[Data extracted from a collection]
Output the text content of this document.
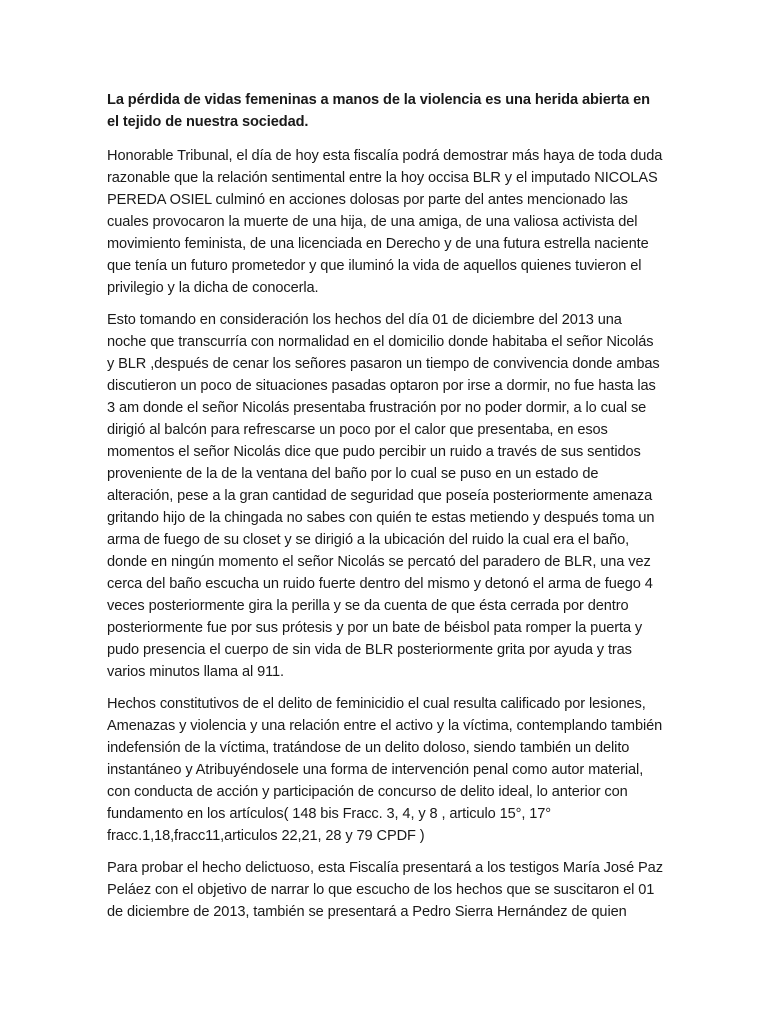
La pérdida de vidas femeninas a manos de la violencia es una herida abierta en el tejido de nuestra sociedad.

Honorable Tribunal, el día de hoy esta fiscalía podrá demostrar más haya de toda duda razonable que la relación sentimental entre la hoy occisa BLR y el imputado NICOLAS PEREDA OSIEL culminó en acciones dolosas por parte del antes mencionado las cuales provocaron la muerte de una hija, de una amiga, de una valiosa activista del movimiento feminista, de una licenciada en Derecho y de una futura estrella naciente que tenía un futuro prometedor y que iluminó la vida de aquellos quienes tuvieron el privilegio y la dicha de conocerla.

Esto tomando en consideración los hechos del día 01 de diciembre del 2013 una noche que transcurría con normalidad en el domicilio donde habitaba el señor Nicolás y BLR ,después de cenar los señores pasaron un tiempo de convivencia donde ambas discutieron un poco de situaciones pasadas optaron por irse a dormir, no fue hasta las 3 am donde el señor Nicolás presentaba frustración por no poder dormir, a lo cual se dirigió al balcón para refrescarse un poco por el calor que presentaba, en esos momentos el señor Nicolás dice que pudo percibir un ruido a través de sus sentidos proveniente de la de la ventana del baño por lo cual se puso en un estado de alteración, pese a la gran cantidad de seguridad que poseía posteriormente amenaza gritando hijo de la chingada no sabes con quién te estas metiendo y después toma un arma de fuego de su closet y se dirigió a la ubicación del ruido la cual era el baño, donde en ningún momento el señor Nicolás se percató del paradero de BLR, una vez cerca del baño escucha un ruido fuerte dentro del mismo y detonó el arma de fuego 4 veces posteriormente gira la perilla y se da cuenta de que ésta cerrada por dentro posteriormente fue por sus prótesis y por un bate de béisbol pata romper la puerta y pudo presencia el cuerpo de sin vida de BLR posteriormente grita por ayuda y tras varios minutos llama al 911.

Hechos constitutivos de el delito de feminicidio el cual resulta calificado por lesiones, Amenazas y violencia y una relación entre el activo y la víctima, contemplando también indefensión de la víctima, tratándose de un delito doloso, siendo también un delito instantáneo y Atribuyéndosele una forma de intervención penal como autor material, con conducta de acción y participación de concurso de delito ideal, lo anterior con fundamento en los artículos( 148 bis Fracc. 3, 4, y 8 , articulo 15°, 17° fracc.1,18,fracc11,articulos 22,21, 28 y 79 CPDF )

Para probar el hecho delictuoso, esta Fiscalía presentará a los testigos María José Paz Peláez con el objetivo de narrar lo que escucho de los hechos que se suscitaron el 01 de diciembre de 2013, también se presentará a Pedro Sierra Hernández de quien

Task objective >>
Exclude the pictures and repeat every other part of the records word for word.

Correct output >>
Output the text content of this document.
La pérdida de vidas femeninas a manos de la violencia es una herida abierta en el tejido de nuestra sociedad.

Honorable Tribunal, el día de hoy esta fiscalía podrá demostrar más haya de toda duda razonable que la relación sentimental entre la hoy occisa BLR y el imputado NICOLAS PEREDA OSIEL culminó en acciones dolosas por parte del antes mencionado las cuales provocaron la muerte de una hija, de una amiga, de una valiosa activista del movimiento feminista, de una licenciada en Derecho y de una futura estrella naciente que tenía un futuro prometedor y que iluminó la vida de aquellos quienes tuvieron el privilegio y la dicha de conocerla.

Esto tomando en consideración los hechos del día 01 de diciembre del 2013 una noche que transcurría con normalidad en el domicilio donde habitaba el señor Nicolás y BLR ,después de cenar los señores pasaron un tiempo de convivencia donde ambas discutieron un poco de situaciones pasadas optaron por irse a dormir, no fue hasta las 3 am donde el señor Nicolás presentaba frustración por no poder dormir, a lo cual se dirigió al balcón para refrescarse un poco por el calor que presentaba, en esos momentos el señor Nicolás dice que pudo percibir un ruido a través de sus sentidos proveniente de la de la ventana del baño por lo cual se puso en un estado de alteración, pese a la gran cantidad de seguridad que poseía posteriormente amenaza gritando hijo de la chingada no sabes con quién te estas metiendo y después toma un arma de fuego de su closet y se dirigió a la ubicación del ruido la cual era el baño, donde en ningún momento el señor Nicolás se percató del paradero de BLR, una vez cerca del baño escucha un ruido fuerte dentro del mismo y detonó el arma de fuego 4 veces posteriormente gira la perilla y se da cuenta de que ésta cerrada por dentro posteriormente fue por sus prótesis y por un bate de béisbol pata romper la puerta y pudo presencia el cuerpo de sin vida de BLR posteriormente grita por ayuda y tras varios minutos llama al 911.

Hechos constitutivos de el delito de feminicidio el cual resulta calificado por lesiones, Amenazas y violencia y una relación entre el activo y la víctima, contemplando también indefensión de la víctima, tratándose de un delito doloso, siendo también un delito instantáneo y Atribuyéndosele una forma de intervención penal como autor material, con conducta de acción y participación de concurso de delito ideal, lo anterior con fundamento en los artículos( 148 bis Fracc. 3, 4, y 8 , articulo 15°, 17° fracc.1,18,fracc11,articulos 22,21, 28 y 79 CPDF )

Para probar el hecho delictuoso, esta Fiscalía presentará a los testigos María José Paz Peláez con el objetivo de narrar lo que escucho de los hechos que se suscitaron el 01 de diciembre de 2013, también se presentará a Pedro Sierra Hernández de quien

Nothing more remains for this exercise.